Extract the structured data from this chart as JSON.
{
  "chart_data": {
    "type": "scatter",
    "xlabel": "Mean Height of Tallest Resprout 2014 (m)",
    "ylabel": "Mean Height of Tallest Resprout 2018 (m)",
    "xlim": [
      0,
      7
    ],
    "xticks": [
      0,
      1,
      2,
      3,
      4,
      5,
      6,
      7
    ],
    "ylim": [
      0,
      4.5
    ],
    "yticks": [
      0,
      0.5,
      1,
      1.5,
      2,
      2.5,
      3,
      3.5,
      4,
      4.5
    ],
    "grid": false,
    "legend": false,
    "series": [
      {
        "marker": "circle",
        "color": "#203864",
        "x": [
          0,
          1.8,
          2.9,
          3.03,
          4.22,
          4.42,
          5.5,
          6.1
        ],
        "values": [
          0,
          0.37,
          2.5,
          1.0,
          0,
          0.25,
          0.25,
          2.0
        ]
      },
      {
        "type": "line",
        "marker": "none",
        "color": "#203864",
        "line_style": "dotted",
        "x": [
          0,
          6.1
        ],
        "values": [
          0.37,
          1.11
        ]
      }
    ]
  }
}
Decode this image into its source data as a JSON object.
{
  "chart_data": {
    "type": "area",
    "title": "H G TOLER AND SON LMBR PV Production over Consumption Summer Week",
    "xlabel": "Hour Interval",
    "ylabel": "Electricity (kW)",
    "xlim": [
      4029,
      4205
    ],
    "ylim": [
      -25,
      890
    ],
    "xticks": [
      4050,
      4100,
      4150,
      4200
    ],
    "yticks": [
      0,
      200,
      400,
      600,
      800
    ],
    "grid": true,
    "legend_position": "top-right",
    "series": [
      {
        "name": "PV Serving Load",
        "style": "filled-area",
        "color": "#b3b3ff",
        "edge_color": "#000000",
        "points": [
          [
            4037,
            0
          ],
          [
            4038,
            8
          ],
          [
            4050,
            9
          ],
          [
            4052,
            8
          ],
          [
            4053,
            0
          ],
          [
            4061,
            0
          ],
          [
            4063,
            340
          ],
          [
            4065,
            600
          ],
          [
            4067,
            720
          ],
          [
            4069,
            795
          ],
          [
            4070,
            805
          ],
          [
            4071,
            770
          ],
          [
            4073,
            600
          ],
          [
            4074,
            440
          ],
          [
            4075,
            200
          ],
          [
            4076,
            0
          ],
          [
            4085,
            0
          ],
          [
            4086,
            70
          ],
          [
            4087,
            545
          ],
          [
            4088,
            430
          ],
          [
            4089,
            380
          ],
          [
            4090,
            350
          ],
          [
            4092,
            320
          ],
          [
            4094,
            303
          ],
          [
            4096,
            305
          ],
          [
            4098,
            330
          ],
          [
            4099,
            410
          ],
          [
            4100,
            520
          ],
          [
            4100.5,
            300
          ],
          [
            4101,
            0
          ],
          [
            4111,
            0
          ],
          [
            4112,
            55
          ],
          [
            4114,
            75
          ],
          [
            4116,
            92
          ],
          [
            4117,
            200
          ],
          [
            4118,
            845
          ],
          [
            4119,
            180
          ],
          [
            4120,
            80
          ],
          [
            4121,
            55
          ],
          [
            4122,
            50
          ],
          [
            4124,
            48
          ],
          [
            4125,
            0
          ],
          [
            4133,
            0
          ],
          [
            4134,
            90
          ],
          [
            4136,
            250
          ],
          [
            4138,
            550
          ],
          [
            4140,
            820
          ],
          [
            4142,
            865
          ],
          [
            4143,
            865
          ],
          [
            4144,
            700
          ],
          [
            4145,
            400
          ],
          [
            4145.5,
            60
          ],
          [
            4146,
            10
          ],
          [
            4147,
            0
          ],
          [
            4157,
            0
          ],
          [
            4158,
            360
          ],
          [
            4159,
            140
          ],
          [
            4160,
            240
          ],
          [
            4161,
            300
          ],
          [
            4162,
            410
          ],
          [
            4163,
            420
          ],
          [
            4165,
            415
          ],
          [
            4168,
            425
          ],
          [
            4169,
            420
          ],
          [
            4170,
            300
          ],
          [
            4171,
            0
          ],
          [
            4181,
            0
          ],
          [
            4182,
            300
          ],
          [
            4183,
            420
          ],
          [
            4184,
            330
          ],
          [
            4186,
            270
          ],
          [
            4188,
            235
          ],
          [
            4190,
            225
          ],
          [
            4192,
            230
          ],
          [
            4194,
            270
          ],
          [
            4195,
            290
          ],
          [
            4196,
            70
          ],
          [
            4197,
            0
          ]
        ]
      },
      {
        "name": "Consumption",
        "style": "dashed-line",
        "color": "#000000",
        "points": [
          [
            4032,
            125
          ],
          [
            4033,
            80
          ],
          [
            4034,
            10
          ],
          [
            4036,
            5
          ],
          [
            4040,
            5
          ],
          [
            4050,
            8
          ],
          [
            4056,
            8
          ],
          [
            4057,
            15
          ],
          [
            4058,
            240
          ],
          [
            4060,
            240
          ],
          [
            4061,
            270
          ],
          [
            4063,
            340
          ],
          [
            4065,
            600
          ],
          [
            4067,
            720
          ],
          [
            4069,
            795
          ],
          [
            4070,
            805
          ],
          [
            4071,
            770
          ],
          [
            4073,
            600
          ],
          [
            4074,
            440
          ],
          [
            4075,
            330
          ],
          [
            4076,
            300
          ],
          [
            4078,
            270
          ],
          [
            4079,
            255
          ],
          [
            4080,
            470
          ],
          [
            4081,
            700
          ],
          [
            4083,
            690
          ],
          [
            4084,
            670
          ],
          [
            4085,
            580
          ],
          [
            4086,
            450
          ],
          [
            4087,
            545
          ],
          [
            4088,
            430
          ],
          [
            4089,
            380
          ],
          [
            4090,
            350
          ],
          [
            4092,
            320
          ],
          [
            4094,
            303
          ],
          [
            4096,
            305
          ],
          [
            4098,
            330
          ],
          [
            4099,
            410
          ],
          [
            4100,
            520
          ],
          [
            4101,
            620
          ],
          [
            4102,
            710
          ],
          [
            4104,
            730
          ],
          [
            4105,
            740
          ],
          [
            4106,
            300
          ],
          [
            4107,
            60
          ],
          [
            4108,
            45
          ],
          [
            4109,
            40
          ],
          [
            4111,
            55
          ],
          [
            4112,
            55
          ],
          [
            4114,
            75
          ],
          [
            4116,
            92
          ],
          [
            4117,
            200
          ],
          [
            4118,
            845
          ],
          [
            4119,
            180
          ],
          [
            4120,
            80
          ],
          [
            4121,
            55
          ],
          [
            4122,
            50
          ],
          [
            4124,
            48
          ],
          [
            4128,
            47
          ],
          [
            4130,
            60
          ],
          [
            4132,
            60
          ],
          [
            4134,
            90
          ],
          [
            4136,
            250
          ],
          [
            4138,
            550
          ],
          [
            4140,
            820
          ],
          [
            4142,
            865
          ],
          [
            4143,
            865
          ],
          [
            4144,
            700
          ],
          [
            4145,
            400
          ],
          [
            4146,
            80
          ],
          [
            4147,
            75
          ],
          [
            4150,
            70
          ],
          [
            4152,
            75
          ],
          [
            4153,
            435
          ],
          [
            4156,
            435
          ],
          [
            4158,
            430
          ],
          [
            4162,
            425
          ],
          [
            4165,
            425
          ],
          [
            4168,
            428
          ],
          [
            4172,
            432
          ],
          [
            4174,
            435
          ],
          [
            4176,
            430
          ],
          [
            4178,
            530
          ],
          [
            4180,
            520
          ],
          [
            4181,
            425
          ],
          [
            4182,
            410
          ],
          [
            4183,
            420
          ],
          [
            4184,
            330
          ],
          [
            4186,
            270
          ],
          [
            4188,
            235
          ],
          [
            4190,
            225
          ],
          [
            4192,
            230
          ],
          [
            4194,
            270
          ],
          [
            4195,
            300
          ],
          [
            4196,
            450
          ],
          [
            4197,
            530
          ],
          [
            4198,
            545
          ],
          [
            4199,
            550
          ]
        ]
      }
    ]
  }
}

+-------+

SET EXERCISE:
Every entry in the listing must be retyped exactly.

OUTPUT FOR THIS TASK:
Extract the structured data from this chart as JSON.
{
  "chart_data": {
    "type": "scatter",
    "xlabel": "Mean Height of Tallest Resprout 2014 (m)",
    "ylabel": "Mean Height of Tallest Resprout 2018 (m)",
    "xlim": [
      0,
      7
    ],
    "xticks": [
      0,
      1,
      2,
      3,
      4,
      5,
      6,
      7
    ],
    "ylim": [
      0,
      4.5
    ],
    "yticks": [
      0,
      0.5,
      1,
      1.5,
      2,
      2.5,
      3,
      3.5,
      4,
      4.5
    ],
    "grid": false,
    "legend": false,
    "series": [
      {
        "marker": "circle",
        "color": "#203864",
        "x": [
          0,
          1.8,
          2.9,
          3.03,
          4.22,
          4.42,
          5.5,
          6.1
        ],
        "values": [
          0,
          0.37,
          2.5,
          1.0,
          0,
          0.25,
          0.25,
          2.0
        ]
      },
      {
        "type": "line",
        "marker": "none",
        "color": "#203864",
        "line_style": "dotted",
        "x": [
          0,
          6.1
        ],
        "values": [
          0.37,
          1.11
        ]
      }
    ]
  }
}
Decode this image into its source data as a JSON object.
{
  "chart_data": {
    "type": "area",
    "title": "H G TOLER AND SON LMBR PV Production over Consumption Summer Week",
    "xlabel": "Hour Interval",
    "ylabel": "Electricity (kW)",
    "xlim": [
      4029,
      4205
    ],
    "ylim": [
      -25,
      890
    ],
    "xticks": [
      4050,
      4100,
      4150,
      4200
    ],
    "yticks": [
      0,
      200,
      400,
      600,
      800
    ],
    "grid": true,
    "legend_position": "top-right",
    "series": [
      {
        "name": "PV Serving Load",
        "style": "filled-area",
        "color": "#b3b3ff",
        "edge_color": "#000000",
        "points": [
          [
            4037,
            0
          ],
          [
            4038,
            8
          ],
          [
            4050,
            9
          ],
          [
            4052,
            8
          ],
          [
            4053,
            0
          ],
          [
            4061,
            0
          ],
          [
            4063,
            340
          ],
          [
            4065,
            600
          ],
          [
            4067,
            720
          ],
          [
            4069,
            795
          ],
          [
            4070,
            805
          ],
          [
            4071,
            770
          ],
          [
            4073,
            600
          ],
          [
            4074,
            440
          ],
          [
            4075,
            200
          ],
          [
            4076,
            0
          ],
          [
            4085,
            0
          ],
          [
            4086,
            70
          ],
          [
            4087,
            545
          ],
          [
            4088,
            430
          ],
          [
            4089,
            380
          ],
          [
            4090,
            350
          ],
          [
            4092,
            320
          ],
          [
            4094,
            303
          ],
          [
            4096,
            305
          ],
          [
            4098,
            330
          ],
          [
            4099,
            410
          ],
          [
            4100,
            520
          ],
          [
            4100.5,
            300
          ],
          [
            4101,
            0
          ],
          [
            4111,
            0
          ],
          [
            4112,
            55
          ],
          [
            4114,
            75
          ],
          [
            4116,
            92
          ],
          [
            4117,
            200
          ],
          [
            4118,
            845
          ],
          [
            4119,
            180
          ],
          [
            4120,
            80
          ],
          [
            4121,
            55
          ],
          [
            4122,
            50
          ],
          [
            4124,
            48
          ],
          [
            4125,
            0
          ],
          [
            4133,
            0
          ],
          [
            4134,
            90
          ],
          [
            4136,
            250
          ],
          [
            4138,
            550
          ],
          [
            4140,
            820
          ],
          [
            4142,
            865
          ],
          [
            4143,
            865
          ],
          [
            4144,
            700
          ],
          [
            4145,
            400
          ],
          [
            4145.5,
            60
          ],
          [
            4146,
            10
          ],
          [
            4147,
            0
          ],
          [
            4157,
            0
          ],
          [
            4158,
            360
          ],
          [
            4159,
            140
          ],
          [
            4160,
            240
          ],
          [
            4161,
            300
          ],
          [
            4162,
            410
          ],
          [
            4163,
            420
          ],
          [
            4165,
            415
          ],
          [
            4168,
            425
          ],
          [
            4169,
            420
          ],
          [
            4170,
            300
          ],
          [
            4171,
            0
          ],
          [
            4181,
            0
          ],
          [
            4182,
            300
          ],
          [
            4183,
            420
          ],
          [
            4184,
            330
          ],
          [
            4186,
            270
          ],
          [
            4188,
            235
          ],
          [
            4190,
            225
          ],
          [
            4192,
            230
          ],
          [
            4194,
            270
          ],
          [
            4195,
            290
          ],
          [
            4196,
            70
          ],
          [
            4197,
            0
          ]
        ]
      },
      {
        "name": "Consumption",
        "style": "dashed-line",
        "color": "#000000",
        "points": [
          [
            4032,
            125
          ],
          [
            4033,
            80
          ],
          [
            4034,
            10
          ],
          [
            4036,
            5
          ],
          [
            4040,
            5
          ],
          [
            4050,
            8
          ],
          [
            4056,
            8
          ],
          [
            4057,
            15
          ],
          [
            4058,
            240
          ],
          [
            4060,
            240
          ],
          [
            4061,
            270
          ],
          [
            4063,
            340
          ],
          [
            4065,
            600
          ],
          [
            4067,
            720
          ],
          [
            4069,
            795
          ],
          [
            4070,
            805
          ],
          [
            4071,
            770
          ],
          [
            4073,
            600
          ],
          [
            4074,
            440
          ],
          [
            4075,
            330
          ],
          [
            4076,
            300
          ],
          [
            4078,
            270
          ],
          [
            4079,
            255
          ],
          [
            4080,
            470
          ],
          [
            4081,
            700
          ],
          [
            4083,
            690
          ],
          [
            4084,
            670
          ],
          [
            4085,
            580
          ],
          [
            4086,
            450
          ],
          [
            4087,
            545
          ],
          [
            4088,
            430
          ],
          [
            4089,
            380
          ],
          [
            4090,
            350
          ],
          [
            4092,
            320
          ],
          [
            4094,
            303
          ],
          [
            4096,
            305
          ],
          [
            4098,
            330
          ],
          [
            4099,
            410
          ],
          [
            4100,
            520
          ],
          [
            4101,
            620
          ],
          [
            4102,
            710
          ],
          [
            4104,
            730
          ],
          [
            4105,
            740
          ],
          [
            4106,
            300
          ],
          [
            4107,
            60
          ],
          [
            4108,
            45
          ],
          [
            4109,
            40
          ],
          [
            4111,
            55
          ],
          [
            4112,
            55
          ],
          [
            4114,
            75
          ],
          [
            4116,
            92
          ],
          [
            4117,
            200
          ],
          [
            4118,
            845
          ],
          [
            4119,
            180
          ],
          [
            4120,
            80
          ],
          [
            4121,
            55
          ],
          [
            4122,
            50
          ],
          [
            4124,
            48
          ],
          [
            4128,
            47
          ],
          [
            4130,
            60
          ],
          [
            4132,
            60
          ],
          [
            4134,
            90
          ],
          [
            4136,
            250
          ],
          [
            4138,
            550
          ],
          [
            4140,
            820
          ],
          [
            4142,
            865
          ],
          [
            4143,
            865
          ],
          [
            4144,
            700
          ],
          [
            4145,
            400
          ],
          [
            4146,
            80
          ],
          [
            4147,
            75
          ],
          [
            4150,
            70
          ],
          [
            4152,
            75
          ],
          [
            4153,
            435
          ],
          [
            4156,
            435
          ],
          [
            4158,
            430
          ],
          [
            4162,
            425
          ],
          [
            4165,
            425
          ],
          [
            4168,
            428
          ],
          [
            4172,
            432
          ],
          [
            4174,
            435
          ],
          [
            4176,
            430
          ],
          [
            4178,
            530
          ],
          [
            4180,
            520
          ],
          [
            4181,
            425
          ],
          [
            4182,
            410
          ],
          [
            4183,
            420
          ],
          [
            4184,
            330
          ],
          [
            4186,
            270
          ],
          [
            4188,
            235
          ],
          [
            4190,
            225
          ],
          [
            4192,
            230
          ],
          [
            4194,
            270
          ],
          [
            4195,
            300
          ],
          [
            4196,
            450
          ],
          [
            4197,
            530
          ],
          [
            4198,
            545
          ],
          [
            4199,
            550
          ]
        ]
      }
    ]
  }
}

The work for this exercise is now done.